== Problem ==
Output only the count of lines that contain "records".
================
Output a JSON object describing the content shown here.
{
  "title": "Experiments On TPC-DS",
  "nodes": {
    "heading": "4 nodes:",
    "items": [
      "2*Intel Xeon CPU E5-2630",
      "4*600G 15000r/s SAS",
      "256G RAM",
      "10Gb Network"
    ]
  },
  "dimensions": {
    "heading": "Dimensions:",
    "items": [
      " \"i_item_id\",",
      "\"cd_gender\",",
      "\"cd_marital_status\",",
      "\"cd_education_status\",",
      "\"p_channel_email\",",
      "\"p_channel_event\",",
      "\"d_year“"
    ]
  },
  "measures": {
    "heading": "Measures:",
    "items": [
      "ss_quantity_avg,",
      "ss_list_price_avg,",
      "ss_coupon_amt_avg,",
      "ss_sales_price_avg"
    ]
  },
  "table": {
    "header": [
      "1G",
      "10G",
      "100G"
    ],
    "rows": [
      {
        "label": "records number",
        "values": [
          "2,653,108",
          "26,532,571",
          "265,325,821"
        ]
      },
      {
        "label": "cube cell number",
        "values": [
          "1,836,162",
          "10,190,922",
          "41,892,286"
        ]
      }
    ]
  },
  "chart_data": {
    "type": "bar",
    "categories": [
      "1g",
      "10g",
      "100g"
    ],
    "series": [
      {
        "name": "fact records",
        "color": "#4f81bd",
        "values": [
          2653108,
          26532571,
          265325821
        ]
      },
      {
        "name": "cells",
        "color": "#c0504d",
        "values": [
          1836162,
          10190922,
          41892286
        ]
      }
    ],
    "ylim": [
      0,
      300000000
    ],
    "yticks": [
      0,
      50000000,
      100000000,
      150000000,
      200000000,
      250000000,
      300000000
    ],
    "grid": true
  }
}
================
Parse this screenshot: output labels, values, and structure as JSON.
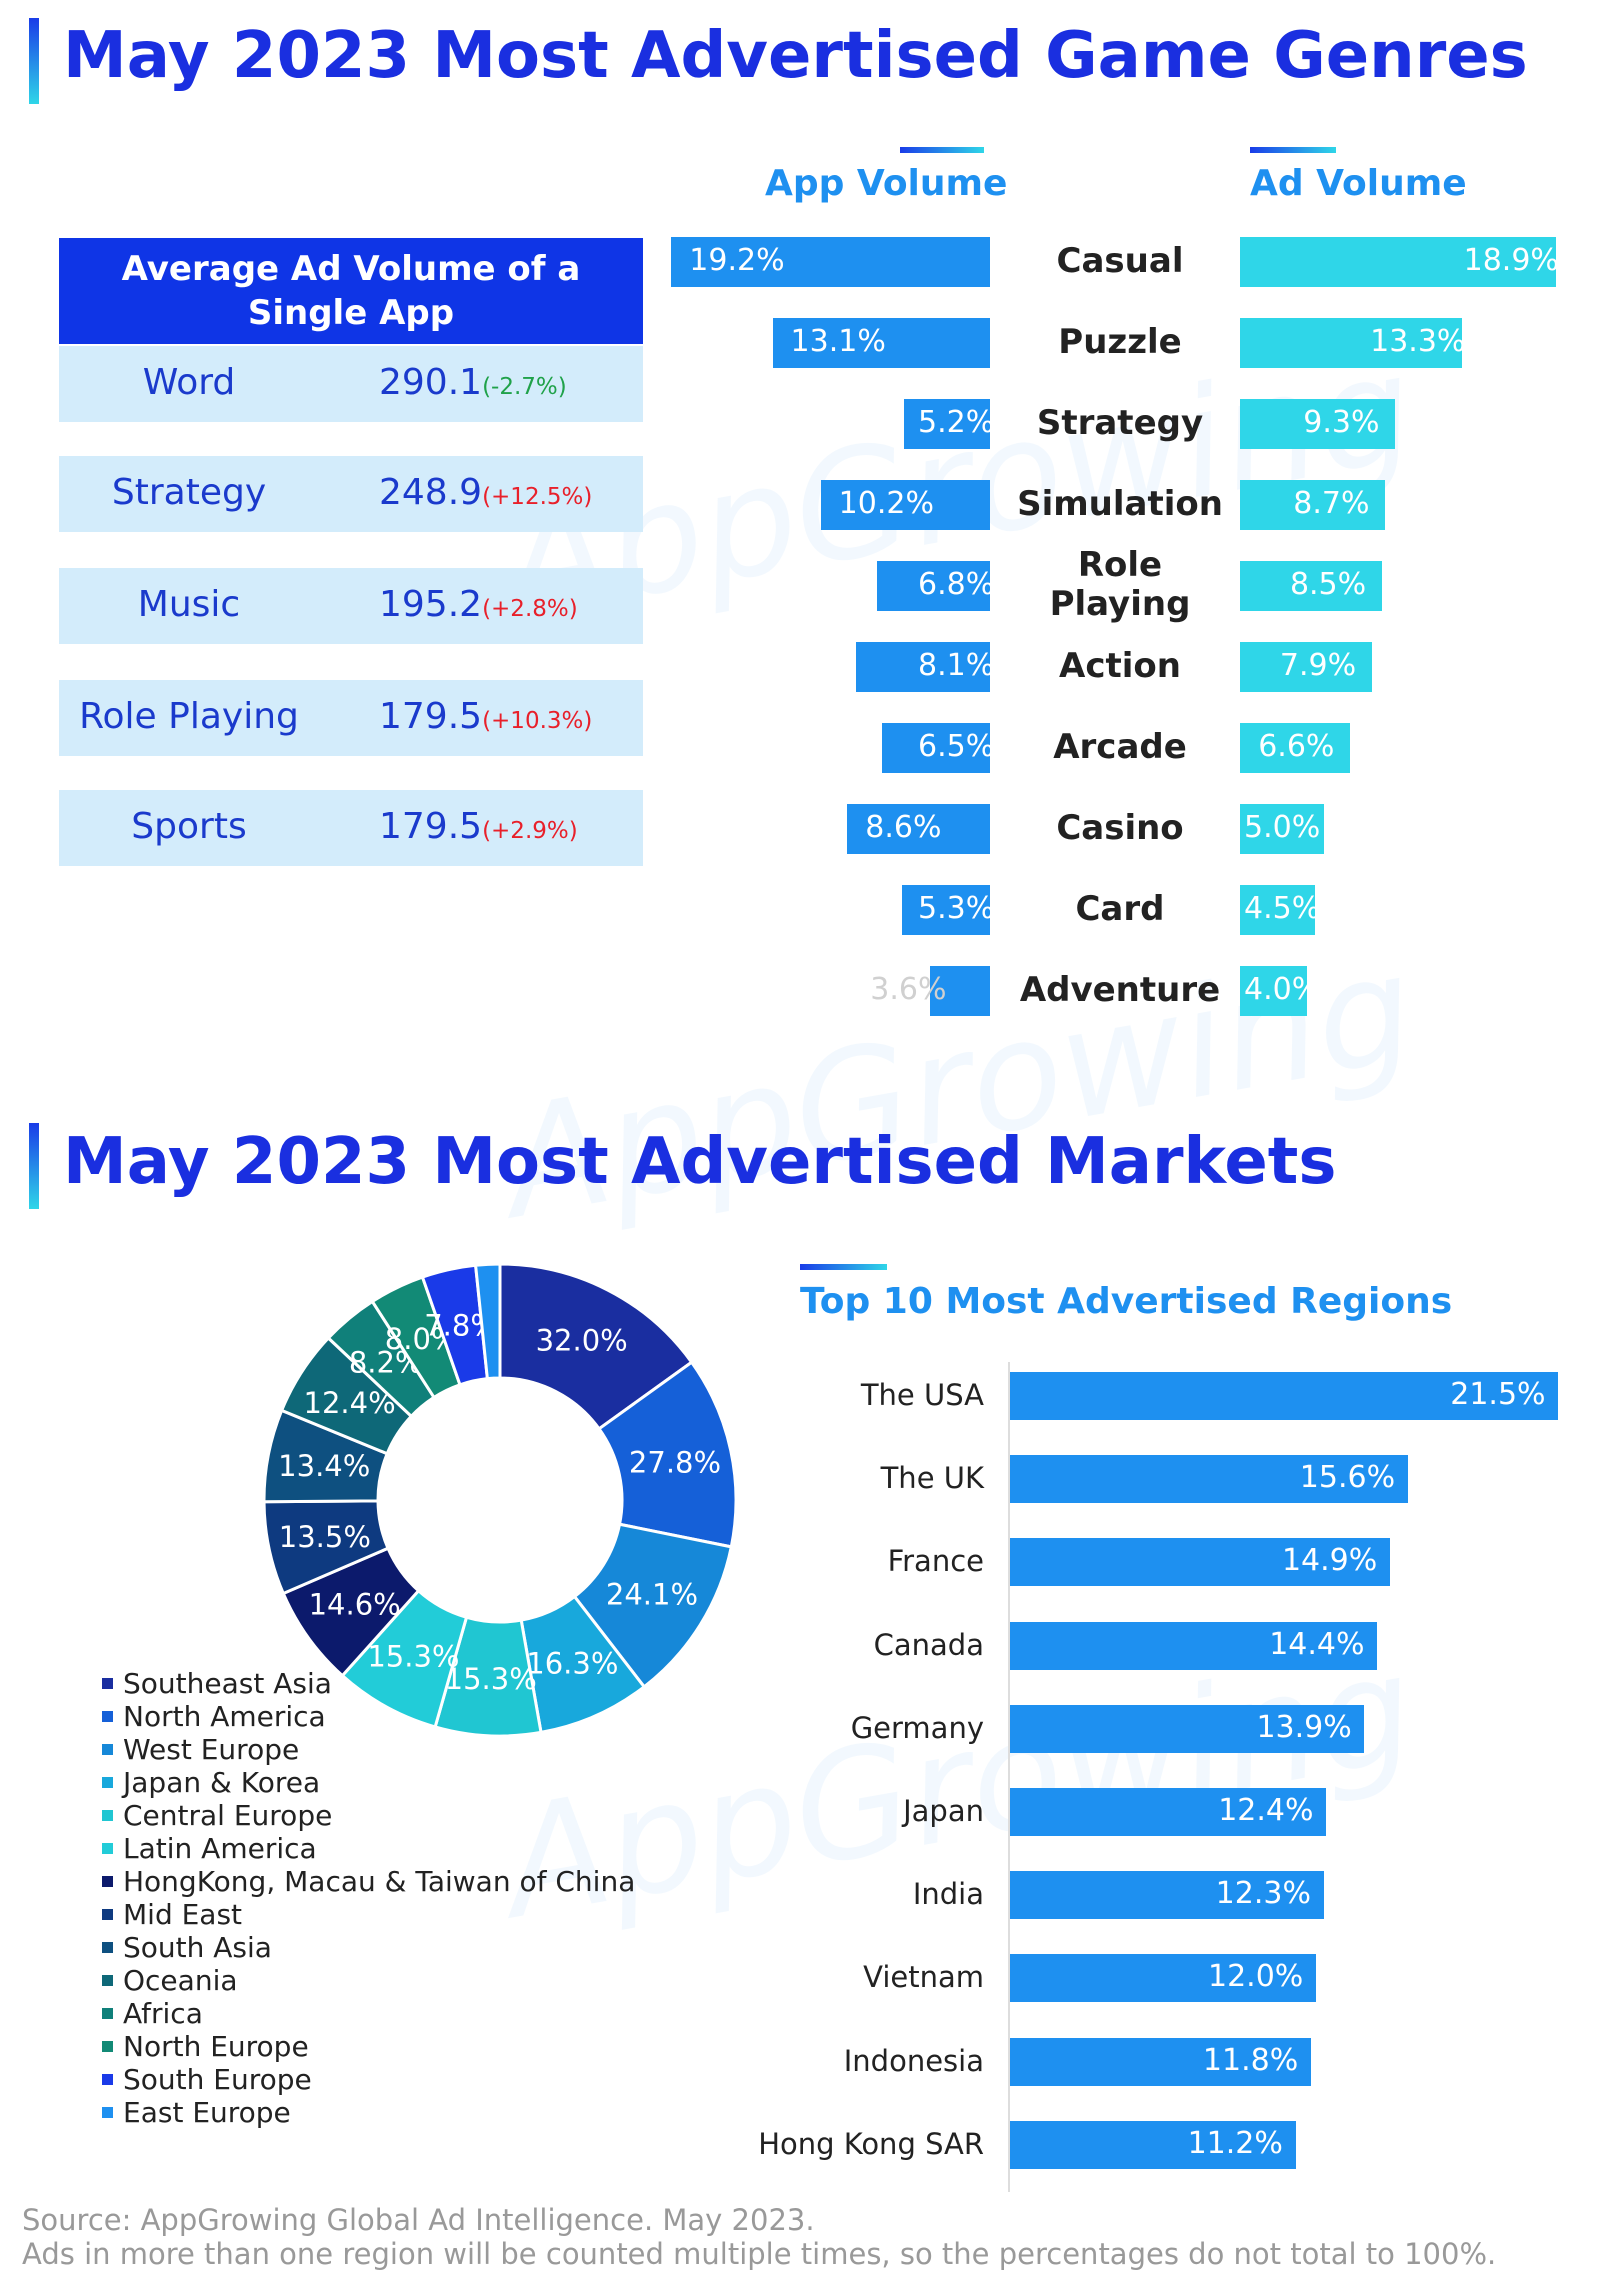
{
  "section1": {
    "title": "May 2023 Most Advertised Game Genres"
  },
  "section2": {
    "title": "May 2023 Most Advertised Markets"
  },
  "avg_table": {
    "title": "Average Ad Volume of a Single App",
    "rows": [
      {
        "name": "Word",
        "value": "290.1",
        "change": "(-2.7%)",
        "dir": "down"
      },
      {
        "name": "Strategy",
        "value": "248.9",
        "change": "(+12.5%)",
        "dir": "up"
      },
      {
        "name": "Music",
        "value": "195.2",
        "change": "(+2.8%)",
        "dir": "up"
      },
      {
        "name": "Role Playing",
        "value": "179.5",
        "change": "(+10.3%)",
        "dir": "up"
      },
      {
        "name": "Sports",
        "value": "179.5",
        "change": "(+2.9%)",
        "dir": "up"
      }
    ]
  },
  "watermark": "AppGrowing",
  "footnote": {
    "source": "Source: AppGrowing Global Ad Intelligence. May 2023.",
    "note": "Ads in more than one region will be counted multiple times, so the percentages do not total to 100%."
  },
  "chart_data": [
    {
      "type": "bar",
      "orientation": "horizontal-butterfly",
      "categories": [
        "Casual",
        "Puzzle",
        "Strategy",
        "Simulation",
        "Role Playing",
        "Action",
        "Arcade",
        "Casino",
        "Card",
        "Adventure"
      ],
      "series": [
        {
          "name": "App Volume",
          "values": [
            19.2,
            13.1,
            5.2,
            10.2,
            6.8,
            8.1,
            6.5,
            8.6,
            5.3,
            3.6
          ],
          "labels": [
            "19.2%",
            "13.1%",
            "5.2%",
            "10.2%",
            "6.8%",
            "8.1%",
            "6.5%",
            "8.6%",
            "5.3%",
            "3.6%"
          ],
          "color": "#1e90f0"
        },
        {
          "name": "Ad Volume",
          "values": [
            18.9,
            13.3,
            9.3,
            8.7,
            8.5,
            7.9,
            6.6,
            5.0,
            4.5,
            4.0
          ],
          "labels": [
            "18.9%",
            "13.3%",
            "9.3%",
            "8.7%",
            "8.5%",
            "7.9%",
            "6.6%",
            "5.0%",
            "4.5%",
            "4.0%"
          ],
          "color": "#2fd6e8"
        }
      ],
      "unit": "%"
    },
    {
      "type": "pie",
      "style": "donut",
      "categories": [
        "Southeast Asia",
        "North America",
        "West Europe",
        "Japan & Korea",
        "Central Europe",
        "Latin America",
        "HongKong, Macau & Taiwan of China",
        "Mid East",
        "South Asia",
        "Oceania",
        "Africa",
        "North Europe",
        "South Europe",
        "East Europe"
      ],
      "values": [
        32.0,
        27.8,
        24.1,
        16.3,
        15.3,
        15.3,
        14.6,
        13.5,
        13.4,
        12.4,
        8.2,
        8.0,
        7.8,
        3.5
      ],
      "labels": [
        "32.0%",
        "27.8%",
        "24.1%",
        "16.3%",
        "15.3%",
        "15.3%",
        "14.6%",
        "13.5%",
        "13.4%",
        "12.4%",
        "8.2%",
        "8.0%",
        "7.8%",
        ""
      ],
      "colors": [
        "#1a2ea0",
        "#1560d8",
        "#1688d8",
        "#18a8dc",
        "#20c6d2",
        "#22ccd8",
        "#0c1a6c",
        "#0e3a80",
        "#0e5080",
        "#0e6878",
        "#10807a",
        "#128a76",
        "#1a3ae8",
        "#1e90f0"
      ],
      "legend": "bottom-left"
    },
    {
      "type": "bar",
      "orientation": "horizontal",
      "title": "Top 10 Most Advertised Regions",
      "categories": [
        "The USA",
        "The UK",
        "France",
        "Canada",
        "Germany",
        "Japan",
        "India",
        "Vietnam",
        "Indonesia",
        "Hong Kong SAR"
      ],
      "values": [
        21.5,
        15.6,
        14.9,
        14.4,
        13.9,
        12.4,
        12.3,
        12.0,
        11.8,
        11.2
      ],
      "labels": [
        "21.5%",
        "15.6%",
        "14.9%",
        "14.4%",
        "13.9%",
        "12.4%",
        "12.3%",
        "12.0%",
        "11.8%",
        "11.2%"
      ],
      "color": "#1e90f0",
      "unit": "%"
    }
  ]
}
================
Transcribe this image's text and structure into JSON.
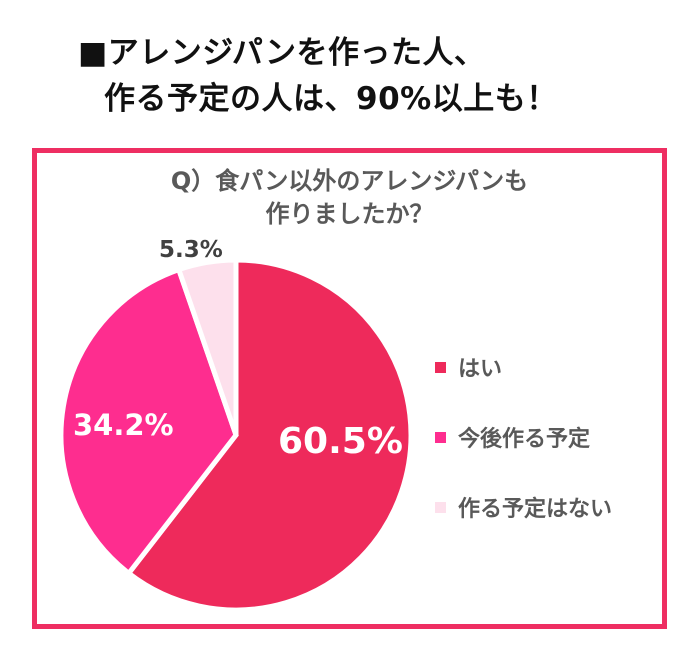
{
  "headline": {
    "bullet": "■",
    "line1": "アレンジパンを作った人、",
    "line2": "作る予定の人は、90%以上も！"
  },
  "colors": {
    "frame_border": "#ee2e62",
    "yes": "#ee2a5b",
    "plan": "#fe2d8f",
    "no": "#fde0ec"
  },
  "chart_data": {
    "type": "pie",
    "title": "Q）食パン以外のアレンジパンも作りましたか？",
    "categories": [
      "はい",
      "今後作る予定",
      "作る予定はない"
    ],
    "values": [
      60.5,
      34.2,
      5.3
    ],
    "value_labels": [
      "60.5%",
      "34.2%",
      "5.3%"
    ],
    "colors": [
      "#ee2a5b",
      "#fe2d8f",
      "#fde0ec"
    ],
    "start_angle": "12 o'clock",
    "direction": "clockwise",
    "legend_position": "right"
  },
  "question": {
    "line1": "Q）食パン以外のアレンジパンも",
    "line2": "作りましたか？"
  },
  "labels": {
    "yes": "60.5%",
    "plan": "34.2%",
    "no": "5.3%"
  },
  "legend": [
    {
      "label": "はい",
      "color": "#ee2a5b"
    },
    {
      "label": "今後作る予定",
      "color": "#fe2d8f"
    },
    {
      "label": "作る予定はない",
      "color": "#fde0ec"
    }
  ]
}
================
== Task answer ==
2